START Data for this task

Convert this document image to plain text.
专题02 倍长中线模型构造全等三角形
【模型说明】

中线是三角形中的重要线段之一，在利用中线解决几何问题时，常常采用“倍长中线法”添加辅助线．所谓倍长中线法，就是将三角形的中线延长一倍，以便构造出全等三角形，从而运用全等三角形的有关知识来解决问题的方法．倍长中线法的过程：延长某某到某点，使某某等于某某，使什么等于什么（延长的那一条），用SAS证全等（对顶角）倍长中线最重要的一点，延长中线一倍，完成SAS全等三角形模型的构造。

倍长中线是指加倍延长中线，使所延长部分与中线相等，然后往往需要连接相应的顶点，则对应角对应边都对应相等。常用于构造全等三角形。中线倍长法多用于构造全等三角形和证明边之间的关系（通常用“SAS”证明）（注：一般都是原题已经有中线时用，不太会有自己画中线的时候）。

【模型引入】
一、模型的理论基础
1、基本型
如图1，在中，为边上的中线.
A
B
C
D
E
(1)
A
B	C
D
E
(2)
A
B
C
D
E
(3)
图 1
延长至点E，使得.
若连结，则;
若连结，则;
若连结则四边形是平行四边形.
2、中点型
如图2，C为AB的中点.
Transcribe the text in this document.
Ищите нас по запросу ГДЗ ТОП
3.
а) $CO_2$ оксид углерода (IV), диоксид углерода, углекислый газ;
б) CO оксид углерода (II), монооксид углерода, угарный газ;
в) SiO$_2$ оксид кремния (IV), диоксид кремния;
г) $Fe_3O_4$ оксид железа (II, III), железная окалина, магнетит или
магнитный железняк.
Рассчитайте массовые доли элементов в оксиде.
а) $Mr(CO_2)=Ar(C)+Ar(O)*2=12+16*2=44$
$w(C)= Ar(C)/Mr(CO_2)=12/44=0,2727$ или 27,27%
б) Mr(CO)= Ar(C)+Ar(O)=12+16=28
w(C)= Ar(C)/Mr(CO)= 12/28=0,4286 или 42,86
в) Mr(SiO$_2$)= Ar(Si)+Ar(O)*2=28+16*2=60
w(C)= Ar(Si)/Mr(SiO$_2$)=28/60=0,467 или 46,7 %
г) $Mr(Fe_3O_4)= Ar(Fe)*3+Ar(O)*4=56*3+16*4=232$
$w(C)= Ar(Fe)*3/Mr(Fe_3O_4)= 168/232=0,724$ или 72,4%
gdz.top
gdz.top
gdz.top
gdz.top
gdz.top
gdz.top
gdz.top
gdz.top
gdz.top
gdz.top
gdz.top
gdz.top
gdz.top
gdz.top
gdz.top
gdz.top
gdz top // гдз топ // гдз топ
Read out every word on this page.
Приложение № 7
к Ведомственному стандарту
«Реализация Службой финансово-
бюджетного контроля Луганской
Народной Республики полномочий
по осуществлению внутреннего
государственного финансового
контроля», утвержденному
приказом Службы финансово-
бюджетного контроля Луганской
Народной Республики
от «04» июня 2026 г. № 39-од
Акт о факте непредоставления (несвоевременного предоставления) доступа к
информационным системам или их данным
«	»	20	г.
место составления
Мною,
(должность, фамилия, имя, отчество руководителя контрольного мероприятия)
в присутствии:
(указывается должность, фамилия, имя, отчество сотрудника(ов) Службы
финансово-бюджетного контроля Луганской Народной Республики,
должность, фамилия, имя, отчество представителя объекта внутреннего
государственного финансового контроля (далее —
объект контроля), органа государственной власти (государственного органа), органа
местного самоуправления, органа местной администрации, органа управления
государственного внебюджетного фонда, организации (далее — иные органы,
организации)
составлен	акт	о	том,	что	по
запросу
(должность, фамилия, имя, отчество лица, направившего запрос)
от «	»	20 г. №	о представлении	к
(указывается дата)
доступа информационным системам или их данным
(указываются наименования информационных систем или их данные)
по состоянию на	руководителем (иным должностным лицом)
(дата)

END Data for this task

● The problem
Each line of the listing above should be output exactly.

● Worked solution
Convert this document image to plain text.
专题02 倍长中线模型构造全等三角形
【模型说明】

中线是三角形中的重要线段之一，在利用中线解决几何问题时，常常采用“倍长中线法”添加辅助线．所谓倍长中线法，就是将三角形的中线延长一倍，以便构造出全等三角形，从而运用全等三角形的有关知识来解决问题的方法．倍长中线法的过程：延长某某到某点，使某某等于某某，使什么等于什么（延长的那一条），用SAS证全等（对顶角）倍长中线最重要的一点，延长中线一倍，完成SAS全等三角形模型的构造。

倍长中线是指加倍延长中线，使所延长部分与中线相等，然后往往需要连接相应的顶点，则对应角对应边都对应相等。常用于构造全等三角形。中线倍长法多用于构造全等三角形和证明边之间的关系（通常用“SAS”证明）（注：一般都是原题已经有中线时用，不太会有自己画中线的时候）。

【模型引入】
一、模型的理论基础
1、基本型
如图1，在中，为边上的中线.
A
B
C
D
E
(1)
A
B	C
D
E
(2)
A
B
C
D
E
(3)
图 1
延长至点E，使得.
若连结，则;
若连结，则;
若连结则四边形是平行四边形.
2、中点型
如图2，C为AB的中点.
Transcribe the text in this document.
Ищите нас по запросу ГДЗ ТОП
3.
а) $CO_2$ оксид углерода (IV), диоксид углерода, углекислый газ;
б) CO оксид углерода (II), монооксид углерода, угарный газ;
в) SiO$_2$ оксид кремния (IV), диоксид кремния;
г) $Fe_3O_4$ оксид железа (II, III), железная окалина, магнетит или
магнитный железняк.
Рассчитайте массовые доли элементов в оксиде.
а) $Mr(CO_2)=Ar(C)+Ar(O)*2=12+16*2=44$
$w(C)= Ar(C)/Mr(CO_2)=12/44=0,2727$ или 27,27%
б) Mr(CO)= Ar(C)+Ar(O)=12+16=28
w(C)= Ar(C)/Mr(CO)= 12/28=0,4286 или 42,86
в) Mr(SiO$_2$)= Ar(Si)+Ar(O)*2=28+16*2=60
w(C)= Ar(Si)/Mr(SiO$_2$)=28/60=0,467 или 46,7 %
г) $Mr(Fe_3O_4)= Ar(Fe)*3+Ar(O)*4=56*3+16*4=232$
$w(C)= Ar(Fe)*3/Mr(Fe_3O_4)= 168/232=0,724$ или 72,4%
gdz.top
gdz.top
gdz.top
gdz.top
gdz.top
gdz.top
gdz.top
gdz.top
gdz.top
gdz.top
gdz.top
gdz.top
gdz.top
gdz.top
gdz.top
gdz.top
gdz top // гдз топ // гдз топ
Read out every word on this page.
Приложение № 7
к Ведомственному стандарту
«Реализация Службой финансово-
бюджетного контроля Луганской
Народной Республики полномочий
по осуществлению внутреннего
государственного финансового
контроля», утвержденному
приказом Службы финансово-
бюджетного контроля Луганской
Народной Республики
от «04» июня 2026 г. № 39-од
Акт о факте непредоставления (несвоевременного предоставления) доступа к
информационным системам или их данным
«	»	20	г.
место составления
Мною,
(должность, фамилия, имя, отчество руководителя контрольного мероприятия)
в присутствии:
(указывается должность, фамилия, имя, отчество сотрудника(ов) Службы
финансово-бюджетного контроля Луганской Народной Республики,
должность, фамилия, имя, отчество представителя объекта внутреннего
государственного финансового контроля (далее —
объект контроля), органа государственной власти (государственного органа), органа
местного самоуправления, органа местной администрации, органа управления
государственного внебюджетного фонда, организации (далее — иные органы,
организации)
составлен	акт	о	том,	что	по
запросу
(должность, фамилия, имя, отчество лица, направившего запрос)
от «	»	20 г. №	о представлении	к
(указывается дата)
доступа информационным системам или их данным
(указываются наименования информационных систем или их данные)
по состоянию на	руководителем (иным должностным лицом)
(дата)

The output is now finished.